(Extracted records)
— START —
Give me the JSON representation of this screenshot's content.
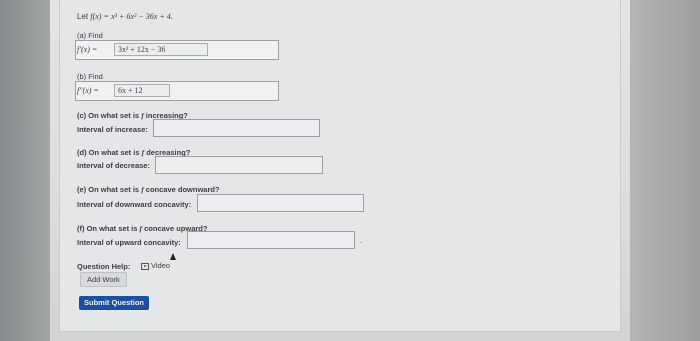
{
  "problem": {
    "intro": "Let",
    "function_lhs": "f(x) =",
    "function_rhs": "x³ + 6x² − 36x + 4."
  },
  "part_a": {
    "label": "(a) Find",
    "lhs": "f′(x) =",
    "answer": "3x² + 12x − 36"
  },
  "part_b": {
    "label": "(b) Find",
    "lhs": "f″(x) =",
    "answer": "6x + 12"
  },
  "part_c": {
    "question_prefix": "(c) On what set is",
    "question_f": "f",
    "question_suffix": "increasing?",
    "field_label": "Interval of increase:",
    "value": ""
  },
  "part_d": {
    "question_prefix": "(d) On what set is",
    "question_f": "f",
    "question_suffix": "decreasing?",
    "field_label": "Interval of decrease:",
    "value": ""
  },
  "part_e": {
    "question_prefix": "(e) On what set is",
    "question_f": "f",
    "question_suffix": "concave downward?",
    "field_label": "Interval of downward concavity:",
    "value": ""
  },
  "part_f": {
    "question_prefix": "(f) On what set is",
    "question_f": "f",
    "question_suffix": "concave upward?",
    "field_label": "Interval of upward concavity:",
    "value": "",
    "trailing": "."
  },
  "help": {
    "label": "Question Help:",
    "video": "Video",
    "add_work": "Add Work"
  },
  "submit": {
    "label": "Submit Question"
  }
}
— END —
#### PROBLEM
Identify the lines of the data that contain the word "what". Copy each of them.

#### FINISHED ANSWER
    "question_prefix": "(c) On what set is",
    "question_prefix": "(d) On what set is",
    "question_prefix": "(e) On what set is",
    "question_prefix": "(f) On what set is",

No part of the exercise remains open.